Instructions for the task: Each line of the listing that contains the word "ylabel" is to be copied.

--------------------

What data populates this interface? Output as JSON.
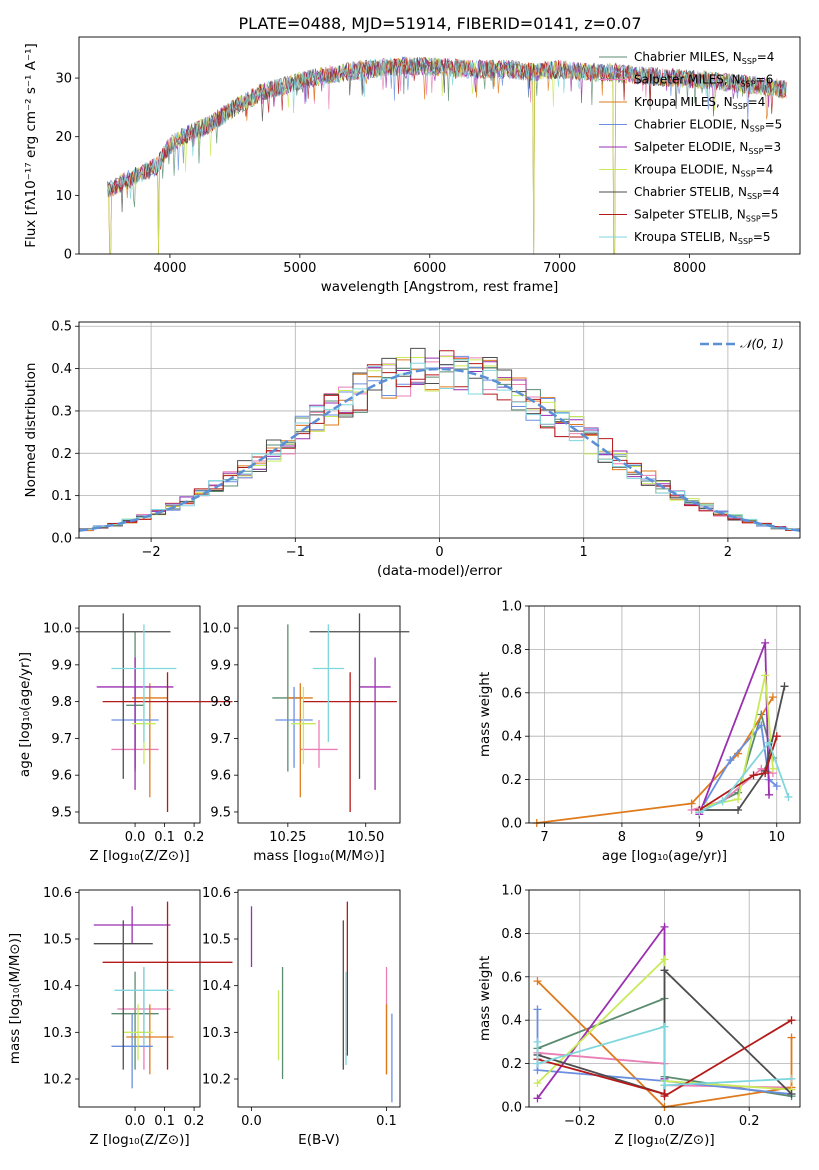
{
  "figure_title": "PLATE=0488, MJD=51914, FIBERID=0141, z=0.07",
  "colors": {
    "chabrier_miles": "#5b8c6f",
    "salpeter_miles": "#e97fb6",
    "kroupa_miles": "#df7a1c",
    "chabrier_elodie": "#6a8fe0",
    "salpeter_elodie": "#9a2fb0",
    "kroupa_elodie": "#c9ea58",
    "chabrier_stelib": "#4d4d4d",
    "salpeter_stelib": "#b51a1a",
    "kroupa_stelib": "#7fd7dd",
    "normal": "#5b8fd6",
    "grid": "#b0b0b0"
  },
  "chart_data": [
    {
      "id": "spectrum",
      "type": "line",
      "title": "PLATE=0488, MJD=51914, FIBERID=0141, z=0.07",
      "xlabel": "wavelength [Angstrom, rest frame]",
      "ylabel": "Flux [fλ10⁻¹⁷ erg cm⁻² s⁻¹ A⁻¹]",
      "xlim": [
        3300,
        8850
      ],
      "ylim": [
        0,
        37
      ],
      "xticks": [
        4000,
        5000,
        6000,
        7000,
        8000
      ],
      "yticks": [
        0,
        10,
        20,
        30
      ],
      "grid": false,
      "legend_position": "right",
      "legend": [
        "Chabrier MILES, N_SSP=4",
        "Salpeter MILES, N_SSP=6",
        "Kroupa MILES, N_SSP=4",
        "Chabrier ELODIE, N_SSP=5",
        "Salpeter ELODIE, N_SSP=3",
        "Kroupa ELODIE, N_SSP=4",
        "Chabrier STELIB, N_SSP=4",
        "Salpeter STELIB, N_SSP=5",
        "Kroupa STELIB, N_SSP=5"
      ],
      "continuum_x": [
        3520,
        3700,
        3900,
        4000,
        4100,
        4300,
        4500,
        4700,
        5000,
        5200,
        5500,
        5800,
        6000,
        6300,
        6600,
        6800,
        7000,
        7200,
        7400,
        7600,
        7900,
        8200,
        8600,
        8750
      ],
      "continuum_y": [
        11,
        13,
        15,
        18.5,
        20,
        22,
        25,
        27.5,
        29.5,
        30.5,
        31.5,
        32,
        32,
        31.5,
        31.5,
        31,
        31.5,
        31,
        31,
        30.5,
        30,
        29.5,
        28.5,
        28
      ],
      "sharp_drops": [
        {
          "x": 3540,
          "y": 0
        },
        {
          "x": 3910,
          "y": 0
        },
        {
          "x": 6800,
          "y": 0
        },
        {
          "x": 7420,
          "y": 0
        }
      ]
    },
    {
      "id": "residuals",
      "type": "histogram",
      "xlabel": "(data-model)/error",
      "ylabel": "Normed distribution",
      "xlim": [
        -2.5,
        2.5
      ],
      "ylim": [
        0,
        0.51
      ],
      "xticks": [
        -2,
        -1,
        0,
        1,
        2
      ],
      "yticks": [
        0.0,
        0.1,
        0.2,
        0.3,
        0.4,
        0.5
      ],
      "grid": true,
      "legend_position": "top-right",
      "legend": [
        "𝒩(0, 1)"
      ],
      "bin_width": 0.1
    },
    {
      "id": "age-vs-Z",
      "type": "scatter",
      "xlabel": "Z [log₁₀(Z/Z⊙)]",
      "ylabel": "age  [log₁₀(age/yr)]",
      "xlim": [
        -0.19,
        0.22
      ],
      "ylim": [
        9.47,
        10.06
      ],
      "xticks": [
        0.0,
        0.1,
        0.2
      ],
      "yticks": [
        9.5,
        9.6,
        9.7,
        9.8,
        9.9,
        10.0
      ],
      "points": [
        {
          "series": "chabrier_miles",
          "x": 0.0,
          "y": 9.79,
          "xerr": 0.03,
          "yerr": [
            0.18,
            0.2
          ]
        },
        {
          "series": "salpeter_miles",
          "x": 0.0,
          "y": 9.67,
          "xerr": 0.08,
          "yerr": [
            0.05,
            0.08
          ]
        },
        {
          "series": "kroupa_miles",
          "x": 0.05,
          "y": 9.81,
          "xerr": 0.06,
          "yerr": [
            0.27,
            0.04
          ]
        },
        {
          "series": "chabrier_elodie",
          "x": 0.0,
          "y": 9.75,
          "xerr": 0.08,
          "yerr": [
            0.13,
            0.09
          ]
        },
        {
          "series": "salpeter_elodie",
          "x": 0.0,
          "y": 9.84,
          "xerr": 0.13,
          "yerr": [
            0.28,
            0.08
          ]
        },
        {
          "series": "kroupa_elodie",
          "x": 0.03,
          "y": 9.74,
          "xerr": 0.04,
          "yerr": [
            0.11,
            0.1
          ]
        },
        {
          "series": "chabrier_stelib",
          "x": -0.04,
          "y": 9.99,
          "xerr": 0.16,
          "yerr": [
            0.4,
            0.05
          ]
        },
        {
          "series": "salpeter_stelib",
          "x": 0.11,
          "y": 9.8,
          "xerr": 0.22,
          "yerr": [
            0.3,
            0.08
          ]
        },
        {
          "series": "kroupa_stelib",
          "x": 0.03,
          "y": 9.89,
          "xerr": 0.11,
          "yerr": [
            0.2,
            0.12
          ]
        }
      ]
    },
    {
      "id": "age-vs-mass",
      "type": "scatter",
      "xlabel": "mass [log₁₀(M/M⊙)]",
      "ylabel": "",
      "xlim": [
        10.09,
        10.61
      ],
      "ylim": [
        9.47,
        10.06
      ],
      "xticks": [
        10.25,
        10.5
      ],
      "yticks": [
        9.5,
        9.6,
        9.7,
        9.8,
        9.9,
        10.0
      ],
      "points": [
        {
          "series": "chabrier_miles",
          "x": 10.25,
          "y": 9.81,
          "xerr": 0.05,
          "yerr": [
            0.2,
            0.2
          ]
        },
        {
          "series": "salpeter_miles",
          "x": 10.35,
          "y": 9.67,
          "xerr": 0.06,
          "yerr": [
            0.05,
            0.08
          ]
        },
        {
          "series": "kroupa_miles",
          "x": 10.29,
          "y": 9.81,
          "xerr": 0.04,
          "yerr": [
            0.27,
            0.04
          ]
        },
        {
          "series": "chabrier_elodie",
          "x": 10.27,
          "y": 9.75,
          "xerr": 0.06,
          "yerr": [
            0.13,
            0.09
          ]
        },
        {
          "series": "salpeter_elodie",
          "x": 10.53,
          "y": 9.84,
          "xerr": 0.05,
          "yerr": [
            0.28,
            0.08
          ]
        },
        {
          "series": "kroupa_elodie",
          "x": 10.3,
          "y": 9.74,
          "xerr": 0.04,
          "yerr": [
            0.11,
            0.1
          ]
        },
        {
          "series": "chabrier_stelib",
          "x": 10.48,
          "y": 9.99,
          "xerr": 0.16,
          "yerr": [
            0.4,
            0.05
          ]
        },
        {
          "series": "salpeter_stelib",
          "x": 10.45,
          "y": 9.8,
          "xerr": 0.15,
          "yerr": [
            0.3,
            0.08
          ]
        },
        {
          "series": "kroupa_stelib",
          "x": 10.38,
          "y": 9.89,
          "xerr": 0.05,
          "yerr": [
            0.2,
            0.12
          ]
        }
      ]
    },
    {
      "id": "mass-weight-vs-age",
      "type": "line",
      "xlabel": "age  [log₁₀(age/yr)]",
      "ylabel": "mass weight",
      "xlim": [
        6.8,
        10.3
      ],
      "ylim": [
        0,
        1
      ],
      "xticks": [
        7,
        8,
        9,
        10
      ],
      "yticks": [
        0.0,
        0.2,
        0.4,
        0.6,
        0.8,
        1.0
      ],
      "grid": true,
      "series": [
        {
          "key": "chabrier_miles",
          "x": [
            9.0,
            9.5,
            9.8,
            9.95
          ],
          "y": [
            0.05,
            0.14,
            0.5,
            0.3
          ]
        },
        {
          "key": "salpeter_miles",
          "x": [
            8.9,
            9.3,
            9.8,
            9.95
          ],
          "y": [
            0.06,
            0.1,
            0.25,
            0.23
          ]
        },
        {
          "key": "kroupa_miles",
          "x": [
            6.9,
            8.9,
            9.5,
            9.95
          ],
          "y": [
            0.0,
            0.09,
            0.32,
            0.58
          ]
        },
        {
          "key": "chabrier_elodie",
          "x": [
            9.0,
            9.4,
            9.8,
            9.9,
            10.0
          ],
          "y": [
            0.05,
            0.29,
            0.45,
            0.2,
            0.17
          ]
        },
        {
          "key": "salpeter_elodie",
          "x": [
            9.0,
            9.85,
            9.9
          ],
          "y": [
            0.04,
            0.83,
            0.13
          ]
        },
        {
          "key": "kroupa_elodie",
          "x": [
            9.1,
            9.5,
            9.85,
            9.95
          ],
          "y": [
            0.08,
            0.11,
            0.68,
            0.25
          ]
        },
        {
          "key": "chabrier_stelib",
          "x": [
            9.0,
            9.5,
            9.85,
            10.1
          ],
          "y": [
            0.06,
            0.06,
            0.24,
            0.63
          ]
        },
        {
          "key": "salpeter_stelib",
          "x": [
            9.0,
            9.7,
            9.85,
            10.0
          ],
          "y": [
            0.06,
            0.22,
            0.23,
            0.4
          ]
        },
        {
          "key": "kroupa_stelib",
          "x": [
            9.0,
            9.3,
            9.9,
            10.15
          ],
          "y": [
            0.05,
            0.1,
            0.37,
            0.12
          ]
        }
      ]
    },
    {
      "id": "mass-vs-Z",
      "type": "scatter",
      "xlabel": "Z [log₁₀(Z/Z⊙)]",
      "ylabel": "mass [log₁₀(M/M⊙)]",
      "xlim": [
        -0.19,
        0.22
      ],
      "ylim": [
        10.14,
        10.605
      ],
      "xticks": [
        0.0,
        0.1,
        0.2
      ],
      "yticks": [
        10.2,
        10.3,
        10.4,
        10.5,
        10.6
      ],
      "points": [
        {
          "series": "chabrier_miles",
          "x": 0.0,
          "y": 10.34,
          "xerr": 0.08,
          "yerr": [
            0.12,
            0.09
          ]
        },
        {
          "series": "salpeter_miles",
          "x": 0.03,
          "y": 10.35,
          "xerr": 0.09,
          "yerr": [
            0.13,
            0.09
          ]
        },
        {
          "series": "kroupa_miles",
          "x": 0.05,
          "y": 10.29,
          "xerr": 0.08,
          "yerr": [
            0.08,
            0.07
          ]
        },
        {
          "series": "chabrier_elodie",
          "x": -0.01,
          "y": 10.27,
          "xerr": 0.07,
          "yerr": [
            0.09,
            0.07
          ]
        },
        {
          "series": "salpeter_elodie",
          "x": -0.01,
          "y": 10.53,
          "xerr": 0.13,
          "yerr": [
            0.04,
            0.04
          ]
        },
        {
          "series": "kroupa_elodie",
          "x": 0.01,
          "y": 10.3,
          "xerr": 0.05,
          "yerr": [
            0.06,
            0.06
          ]
        },
        {
          "series": "chabrier_stelib",
          "x": -0.04,
          "y": 10.49,
          "xerr": 0.1,
          "yerr": [
            0.27,
            0.05
          ]
        },
        {
          "series": "salpeter_stelib",
          "x": 0.11,
          "y": 10.45,
          "xerr": 0.22,
          "yerr": [
            0.23,
            0.13
          ]
        },
        {
          "series": "kroupa_stelib",
          "x": 0.03,
          "y": 10.39,
          "xerr": 0.1,
          "yerr": [
            0.12,
            0.05
          ]
        }
      ]
    },
    {
      "id": "mass-vs-ebv",
      "type": "scatter",
      "xlabel": "E(B-V)",
      "ylabel": "",
      "xlim": [
        -0.01,
        0.11
      ],
      "ylim": [
        10.14,
        10.605
      ],
      "xticks": [
        0.0,
        0.1
      ],
      "yticks": [
        10.2,
        10.3,
        10.4,
        10.5,
        10.6
      ],
      "points": [
        {
          "series": "chabrier_miles",
          "x": 0.023,
          "y": 10.32,
          "yerr": [
            0.12,
            0.12
          ]
        },
        {
          "series": "salpeter_miles",
          "x": 0.1,
          "y": 10.31,
          "yerr": [
            0.1,
            0.13
          ]
        },
        {
          "series": "kroupa_miles",
          "x": 0.1,
          "y": 10.28,
          "yerr": [
            0.07,
            0.08
          ]
        },
        {
          "series": "chabrier_elodie",
          "x": 0.104,
          "y": 10.25,
          "yerr": [
            0.1,
            0.09
          ]
        },
        {
          "series": "salpeter_elodie",
          "x": 0.0,
          "y": 10.5,
          "yerr": [
            0.06,
            0.07
          ]
        },
        {
          "series": "kroupa_elodie",
          "x": 0.02,
          "y": 10.32,
          "yerr": [
            0.08,
            0.07
          ]
        },
        {
          "series": "chabrier_stelib",
          "x": 0.068,
          "y": 10.38,
          "yerr": [
            0.16,
            0.16
          ]
        },
        {
          "series": "salpeter_stelib",
          "x": 0.071,
          "y": 10.42,
          "yerr": [
            0.17,
            0.16
          ]
        },
        {
          "series": "kroupa_stelib",
          "x": 0.07,
          "y": 10.37,
          "yerr": [
            0.14,
            0.06
          ]
        }
      ]
    },
    {
      "id": "mass-weight-vs-Z",
      "type": "line",
      "xlabel": "Z [log₁₀(Z/Z⊙)]",
      "ylabel": "mass weight",
      "xlim": [
        -0.32,
        0.32
      ],
      "ylim": [
        0,
        1
      ],
      "xticks": [
        -0.2,
        0.0,
        0.2
      ],
      "yticks": [
        0.0,
        0.2,
        0.4,
        0.6,
        0.8,
        1.0
      ],
      "grid": true,
      "series": [
        {
          "key": "chabrier_miles",
          "x": [
            -0.3,
            0.0,
            0.0,
            0.3
          ],
          "y": [
            0.27,
            0.5,
            0.14,
            0.05
          ]
        },
        {
          "key": "salpeter_miles",
          "x": [
            -0.3,
            0.0,
            0.0,
            0.3
          ],
          "y": [
            0.25,
            0.2,
            0.1,
            0.09
          ]
        },
        {
          "key": "kroupa_miles",
          "x": [
            -0.3,
            0.0,
            0.3,
            0.3
          ],
          "y": [
            0.58,
            0.0,
            0.09,
            0.32
          ]
        },
        {
          "key": "chabrier_elodie",
          "x": [
            -0.3,
            -0.3,
            0.0,
            0.3
          ],
          "y": [
            0.45,
            0.17,
            0.12,
            0.06
          ]
        },
        {
          "key": "salpeter_elodie",
          "x": [
            -0.3,
            0.0,
            0.0
          ],
          "y": [
            0.04,
            0.83,
            0.13
          ]
        },
        {
          "key": "kroupa_elodie",
          "x": [
            -0.3,
            0.0,
            0.0,
            0.3
          ],
          "y": [
            0.11,
            0.68,
            0.12,
            0.08
          ]
        },
        {
          "key": "chabrier_stelib",
          "x": [
            -0.3,
            0.0,
            0.0,
            0.3
          ],
          "y": [
            0.24,
            0.06,
            0.63,
            0.06
          ]
        },
        {
          "key": "salpeter_stelib",
          "x": [
            -0.3,
            0.0,
            0.0,
            0.3
          ],
          "y": [
            0.22,
            0.06,
            0.05,
            0.4
          ]
        },
        {
          "key": "kroupa_stelib",
          "x": [
            -0.3,
            -0.3,
            0.0,
            0.0,
            0.3
          ],
          "y": [
            0.3,
            0.2,
            0.37,
            0.1,
            0.13
          ]
        }
      ]
    }
  ]
}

--------------------

Answer to the task:
      "ylabel": "Flux [fλ10⁻¹⁷ erg cm⁻² s⁻¹ A⁻¹]",
      "ylabel": "Normed distribution",
      "ylabel": "age  [log₁₀(age/yr)]",
      "ylabel": "",
      "ylabel": "mass weight",
      "ylabel": "mass [log₁₀(M/M⊙)]",
      "ylabel": "",
      "ylabel": "mass weight",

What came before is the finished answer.